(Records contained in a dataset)
============================================================

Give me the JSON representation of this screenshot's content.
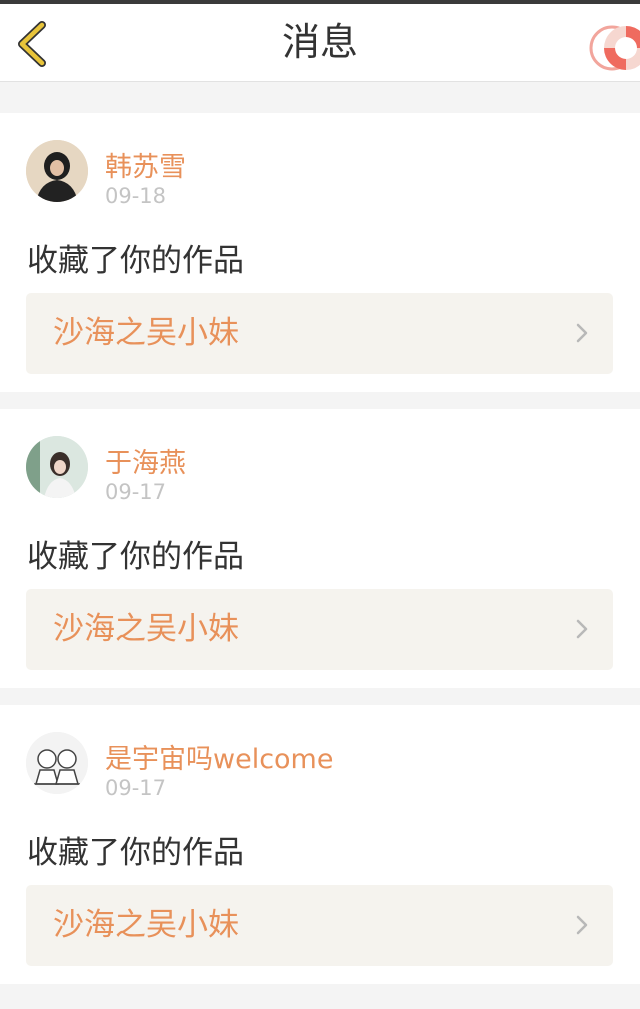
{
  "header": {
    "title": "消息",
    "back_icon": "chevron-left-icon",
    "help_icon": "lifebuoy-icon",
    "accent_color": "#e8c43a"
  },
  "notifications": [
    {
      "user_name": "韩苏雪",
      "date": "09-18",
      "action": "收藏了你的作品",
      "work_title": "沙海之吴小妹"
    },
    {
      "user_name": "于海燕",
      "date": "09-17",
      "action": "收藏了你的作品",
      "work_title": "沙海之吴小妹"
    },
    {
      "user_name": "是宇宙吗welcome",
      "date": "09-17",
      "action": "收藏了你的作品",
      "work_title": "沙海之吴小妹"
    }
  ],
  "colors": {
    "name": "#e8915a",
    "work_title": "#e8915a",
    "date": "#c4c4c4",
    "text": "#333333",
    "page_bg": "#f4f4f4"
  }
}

============================================================

** Set exercise **
Your copy should match the entries exactly, minus the pictures.

** Complete response **
Give me the JSON representation of this screenshot's content.
{
  "header": {
    "title": "消息",
    "back_icon": "chevron-left-icon",
    "help_icon": "lifebuoy-icon",
    "accent_color": "#e8c43a"
  },
  "notifications": [
    {
      "user_name": "韩苏雪",
      "date": "09-18",
      "action": "收藏了你的作品",
      "work_title": "沙海之吴小妹"
    },
    {
      "user_name": "于海燕",
      "date": "09-17",
      "action": "收藏了你的作品",
      "work_title": "沙海之吴小妹"
    },
    {
      "user_name": "是宇宙吗welcome",
      "date": "09-17",
      "action": "收藏了你的作品",
      "work_title": "沙海之吴小妹"
    }
  ],
  "colors": {
    "name": "#e8915a",
    "work_title": "#e8915a",
    "date": "#c4c4c4",
    "text": "#333333",
    "page_bg": "#f4f4f4"
  }
}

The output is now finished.